Recast the lines from the one containing "Text: Mechanical irritants, 120.: Mechanical" through the one containing "Text: Polypus, 40.: Polypus, 40.", both ends included, as a numbered list with blank lines omitted.

▬▬▬▬▬▬

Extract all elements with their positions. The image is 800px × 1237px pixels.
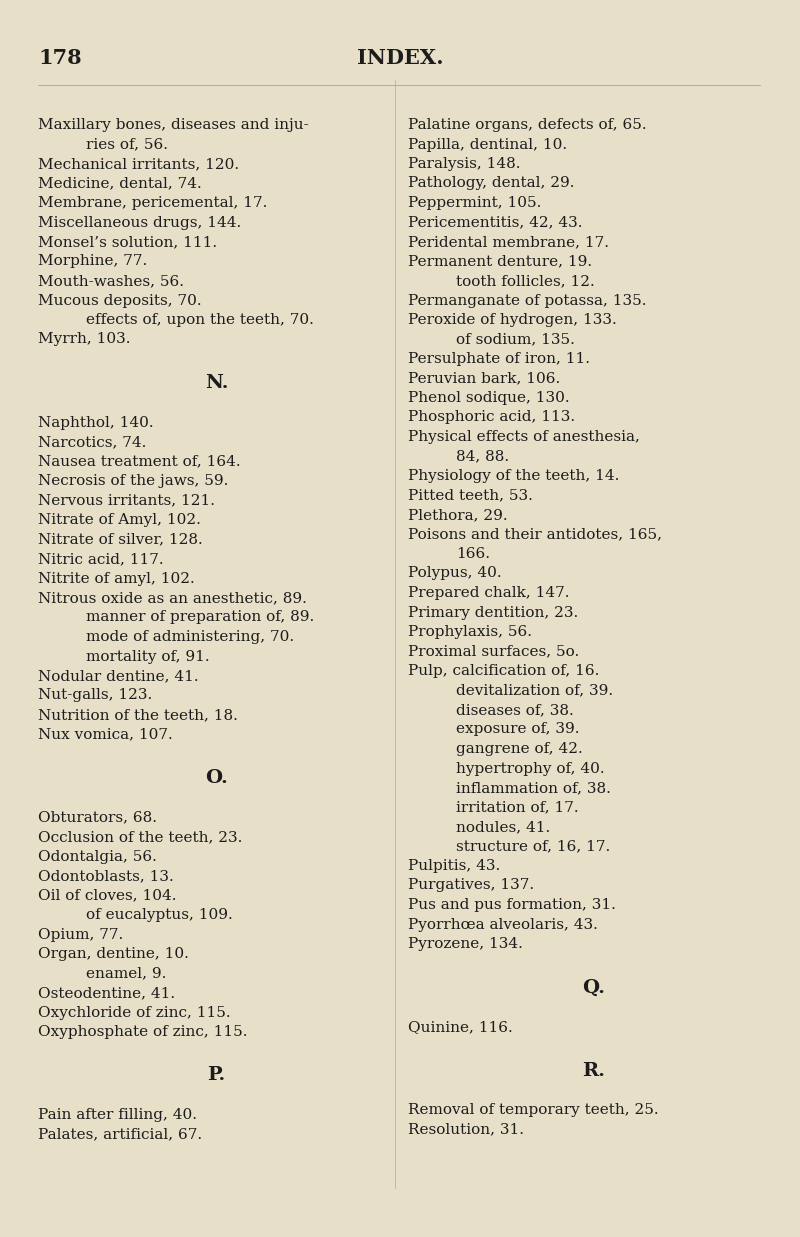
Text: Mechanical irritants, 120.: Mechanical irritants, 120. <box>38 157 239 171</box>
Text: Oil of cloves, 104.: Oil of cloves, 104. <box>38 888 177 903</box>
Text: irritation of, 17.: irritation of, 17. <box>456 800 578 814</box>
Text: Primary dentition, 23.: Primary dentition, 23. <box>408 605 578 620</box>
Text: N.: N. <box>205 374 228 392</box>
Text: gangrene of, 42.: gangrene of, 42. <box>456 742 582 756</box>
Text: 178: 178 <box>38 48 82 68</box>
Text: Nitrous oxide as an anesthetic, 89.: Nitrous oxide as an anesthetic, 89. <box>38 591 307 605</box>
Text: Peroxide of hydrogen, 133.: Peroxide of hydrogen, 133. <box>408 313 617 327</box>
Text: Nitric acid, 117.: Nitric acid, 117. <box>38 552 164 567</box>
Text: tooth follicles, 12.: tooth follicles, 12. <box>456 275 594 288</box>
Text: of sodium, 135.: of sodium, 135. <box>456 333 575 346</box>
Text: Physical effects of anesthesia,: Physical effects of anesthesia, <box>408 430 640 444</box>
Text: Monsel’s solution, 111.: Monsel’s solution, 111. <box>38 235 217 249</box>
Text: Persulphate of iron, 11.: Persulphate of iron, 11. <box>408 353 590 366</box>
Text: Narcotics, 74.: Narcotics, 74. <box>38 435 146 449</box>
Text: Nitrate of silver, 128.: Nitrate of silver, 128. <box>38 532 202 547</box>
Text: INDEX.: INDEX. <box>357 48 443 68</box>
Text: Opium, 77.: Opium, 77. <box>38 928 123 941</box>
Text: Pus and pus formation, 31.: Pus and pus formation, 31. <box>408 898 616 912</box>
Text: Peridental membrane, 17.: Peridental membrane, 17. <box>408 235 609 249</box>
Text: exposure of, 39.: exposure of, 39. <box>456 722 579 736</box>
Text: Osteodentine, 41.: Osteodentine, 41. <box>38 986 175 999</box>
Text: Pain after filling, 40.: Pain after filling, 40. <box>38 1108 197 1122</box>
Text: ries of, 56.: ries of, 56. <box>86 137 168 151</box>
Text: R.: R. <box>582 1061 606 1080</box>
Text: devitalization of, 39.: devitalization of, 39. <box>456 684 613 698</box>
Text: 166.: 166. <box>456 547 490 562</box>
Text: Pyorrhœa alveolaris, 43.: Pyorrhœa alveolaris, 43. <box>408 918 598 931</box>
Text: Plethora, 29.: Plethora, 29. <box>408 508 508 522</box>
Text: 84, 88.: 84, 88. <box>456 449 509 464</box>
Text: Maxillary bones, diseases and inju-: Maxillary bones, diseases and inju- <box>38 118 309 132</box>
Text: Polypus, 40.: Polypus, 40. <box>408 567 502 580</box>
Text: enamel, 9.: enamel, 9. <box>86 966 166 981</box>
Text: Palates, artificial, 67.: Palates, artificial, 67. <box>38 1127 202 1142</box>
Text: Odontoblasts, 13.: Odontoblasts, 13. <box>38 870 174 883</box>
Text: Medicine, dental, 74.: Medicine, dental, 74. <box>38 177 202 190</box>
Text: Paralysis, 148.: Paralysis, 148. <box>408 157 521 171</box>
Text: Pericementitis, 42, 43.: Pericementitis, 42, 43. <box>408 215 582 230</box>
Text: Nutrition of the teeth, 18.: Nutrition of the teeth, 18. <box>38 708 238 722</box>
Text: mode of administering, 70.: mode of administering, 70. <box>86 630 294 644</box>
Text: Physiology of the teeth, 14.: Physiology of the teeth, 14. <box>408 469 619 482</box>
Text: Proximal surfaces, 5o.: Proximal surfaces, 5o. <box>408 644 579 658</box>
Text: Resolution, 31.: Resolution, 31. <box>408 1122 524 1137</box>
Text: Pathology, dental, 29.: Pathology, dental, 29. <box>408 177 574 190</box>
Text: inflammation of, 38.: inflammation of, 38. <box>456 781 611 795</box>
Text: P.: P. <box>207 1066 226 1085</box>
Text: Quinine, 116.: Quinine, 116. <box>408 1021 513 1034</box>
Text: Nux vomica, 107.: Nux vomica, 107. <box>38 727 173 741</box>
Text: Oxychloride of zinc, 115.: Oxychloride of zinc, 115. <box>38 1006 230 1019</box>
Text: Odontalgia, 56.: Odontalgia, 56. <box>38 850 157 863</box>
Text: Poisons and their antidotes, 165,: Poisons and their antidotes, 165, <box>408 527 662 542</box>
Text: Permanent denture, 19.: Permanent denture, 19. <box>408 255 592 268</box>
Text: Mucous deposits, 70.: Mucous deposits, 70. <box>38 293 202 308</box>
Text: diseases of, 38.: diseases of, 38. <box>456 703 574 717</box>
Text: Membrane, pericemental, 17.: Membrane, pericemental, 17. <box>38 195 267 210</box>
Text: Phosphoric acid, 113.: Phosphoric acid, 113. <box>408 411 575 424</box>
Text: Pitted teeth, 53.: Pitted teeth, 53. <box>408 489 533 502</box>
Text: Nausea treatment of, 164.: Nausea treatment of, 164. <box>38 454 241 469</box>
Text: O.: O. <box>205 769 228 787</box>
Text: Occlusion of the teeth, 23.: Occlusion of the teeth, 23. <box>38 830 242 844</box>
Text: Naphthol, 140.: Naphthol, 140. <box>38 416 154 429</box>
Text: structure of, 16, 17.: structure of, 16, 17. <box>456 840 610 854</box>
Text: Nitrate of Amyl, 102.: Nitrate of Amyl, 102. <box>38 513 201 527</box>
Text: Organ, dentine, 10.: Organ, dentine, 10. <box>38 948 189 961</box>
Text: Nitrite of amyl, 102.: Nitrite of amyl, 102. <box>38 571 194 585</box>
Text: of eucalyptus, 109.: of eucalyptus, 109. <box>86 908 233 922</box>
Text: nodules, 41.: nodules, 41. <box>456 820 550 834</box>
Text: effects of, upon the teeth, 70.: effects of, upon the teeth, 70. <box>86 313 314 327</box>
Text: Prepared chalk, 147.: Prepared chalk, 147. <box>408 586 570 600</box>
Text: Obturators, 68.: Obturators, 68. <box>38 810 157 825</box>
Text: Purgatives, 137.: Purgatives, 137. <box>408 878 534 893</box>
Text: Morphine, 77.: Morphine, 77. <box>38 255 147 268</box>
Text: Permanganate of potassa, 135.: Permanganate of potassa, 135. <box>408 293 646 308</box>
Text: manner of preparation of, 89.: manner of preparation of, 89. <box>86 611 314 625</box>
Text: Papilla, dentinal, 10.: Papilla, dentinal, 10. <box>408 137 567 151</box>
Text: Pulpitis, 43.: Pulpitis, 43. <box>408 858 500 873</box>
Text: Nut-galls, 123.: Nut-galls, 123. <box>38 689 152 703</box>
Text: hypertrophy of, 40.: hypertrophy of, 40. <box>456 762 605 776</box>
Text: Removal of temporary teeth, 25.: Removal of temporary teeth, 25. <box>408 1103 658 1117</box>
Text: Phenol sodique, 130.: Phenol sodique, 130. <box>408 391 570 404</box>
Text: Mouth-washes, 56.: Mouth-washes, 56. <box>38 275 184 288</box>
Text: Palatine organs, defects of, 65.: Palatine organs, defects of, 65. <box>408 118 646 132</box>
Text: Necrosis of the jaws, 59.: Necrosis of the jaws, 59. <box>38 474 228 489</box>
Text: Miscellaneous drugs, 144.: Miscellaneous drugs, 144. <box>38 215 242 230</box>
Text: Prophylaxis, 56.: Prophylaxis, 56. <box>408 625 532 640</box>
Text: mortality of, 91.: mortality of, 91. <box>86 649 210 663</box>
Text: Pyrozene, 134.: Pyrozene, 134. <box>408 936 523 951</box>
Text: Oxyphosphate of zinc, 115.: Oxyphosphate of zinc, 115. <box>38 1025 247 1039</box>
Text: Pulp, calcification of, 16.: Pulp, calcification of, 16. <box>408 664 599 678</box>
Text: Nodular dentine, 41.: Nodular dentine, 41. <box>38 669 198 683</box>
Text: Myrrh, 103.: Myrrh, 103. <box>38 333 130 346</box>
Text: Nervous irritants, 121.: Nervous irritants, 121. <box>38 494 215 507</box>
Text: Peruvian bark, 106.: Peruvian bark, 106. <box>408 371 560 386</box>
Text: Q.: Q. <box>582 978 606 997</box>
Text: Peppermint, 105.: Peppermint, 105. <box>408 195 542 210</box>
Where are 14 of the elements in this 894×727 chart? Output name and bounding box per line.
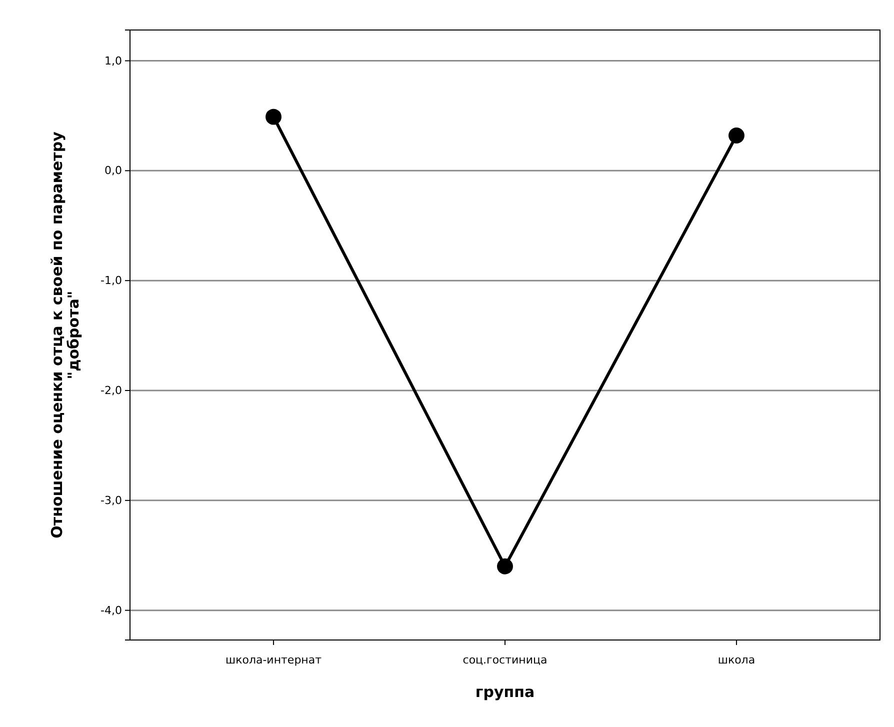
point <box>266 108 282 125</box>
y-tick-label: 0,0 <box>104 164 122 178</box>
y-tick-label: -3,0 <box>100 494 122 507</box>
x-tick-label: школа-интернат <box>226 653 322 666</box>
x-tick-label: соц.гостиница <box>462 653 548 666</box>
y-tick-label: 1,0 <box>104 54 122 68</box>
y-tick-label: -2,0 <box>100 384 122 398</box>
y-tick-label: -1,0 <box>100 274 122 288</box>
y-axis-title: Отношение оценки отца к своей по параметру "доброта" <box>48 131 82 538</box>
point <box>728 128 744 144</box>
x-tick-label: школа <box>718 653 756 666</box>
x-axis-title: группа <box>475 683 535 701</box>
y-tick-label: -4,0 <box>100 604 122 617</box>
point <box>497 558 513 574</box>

▬▬▬▬▬▬

Answer for this exercise:
1. Text: Mechanical irritants, 120.: Mechanical irritants, 120. <box>38 157 239 171</box>
2. Text: Oil of cloves, 104.: Oil of cloves, 104. <box>38 888 177 903</box>
3. Text: irritation of, 17.: irritation of, 17. <box>456 800 578 814</box>
4. Text: Primary dentition, 23.: Primary dentition, 23. <box>408 605 578 620</box>
5. Text: N.: N. <box>205 374 228 392</box>
6. Text: gangrene of, 42.: gangrene of, 42. <box>456 742 582 756</box>
7. Text: 178: 178 <box>38 48 82 68</box>
8. Text: Nitrous oxide as an anesthetic, 89.: Nitrous oxide as an anesthetic, 89. <box>38 591 307 605</box>
9. Text: Peroxide of hydrogen, 133.: Peroxide of hydrogen, 133. <box>408 313 617 327</box>
10. Text: Nitric acid, 117.: Nitric acid, 117. <box>38 552 164 567</box>
11. Text: tooth follicles, 12.: tooth follicles, 12. <box>456 275 594 288</box>
12. Text: of sodium, 135.: of sodium, 135. <box>456 333 575 346</box>
13. Text: Physical effects of anesthesia,: Physical effects of anesthesia, <box>408 430 640 444</box>
14. Text: Monsel’s solution, 111.: Monsel’s solution, 111. <box>38 235 217 249</box>
15. Text: Persulphate of iron, 11.: Persulphate of iron, 11. <box>408 353 590 366</box>
16. Text: Narcotics, 74.: Narcotics, 74. <box>38 435 146 449</box>
17. Text: Nitrate of silver, 128.: Nitrate of silver, 128. <box>38 532 202 547</box>
18. Text: INDEX.: INDEX. <box>357 48 443 68</box>
19. Text: Opium, 77.: Opium, 77. <box>38 928 123 941</box>
20. Text: Pus and pus formation, 31.: Pus and pus formation, 31. <box>408 898 616 912</box>
21. Text: Peridental membrane, 17.: Peridental membrane, 17. <box>408 235 609 249</box>
22. Text: exposure of, 39.: exposure of, 39. <box>456 722 579 736</box>
23. Text: Osteodentine, 41.: Osteodentine, 41. <box>38 986 175 999</box>
24. Text: Pain after filling, 40.: Pain after filling, 40. <box>38 1108 197 1122</box>
25. Text: ries of, 56.: ries of, 56. <box>86 137 168 151</box>
26. Text: R.: R. <box>582 1061 606 1080</box>
27. Text: devitalization of, 39.: devitalization of, 39. <box>456 684 613 698</box>
28. Text: 166.: 166. <box>456 547 490 562</box>
29. Text: Pyorrhœa alveolaris, 43.: Pyorrhœa alveolaris, 43. <box>408 918 598 931</box>
30. Text: Plethora, 29.: Plethora, 29. <box>408 508 508 522</box>
31. Text: 84, 88.: 84, 88. <box>456 449 509 464</box>
32. Text: Maxillary bones, diseases and inju-: Maxillary bones, diseases and inju- <box>38 118 309 132</box>
33. Text: Polypus, 40.: Polypus, 40. <box>408 567 502 580</box>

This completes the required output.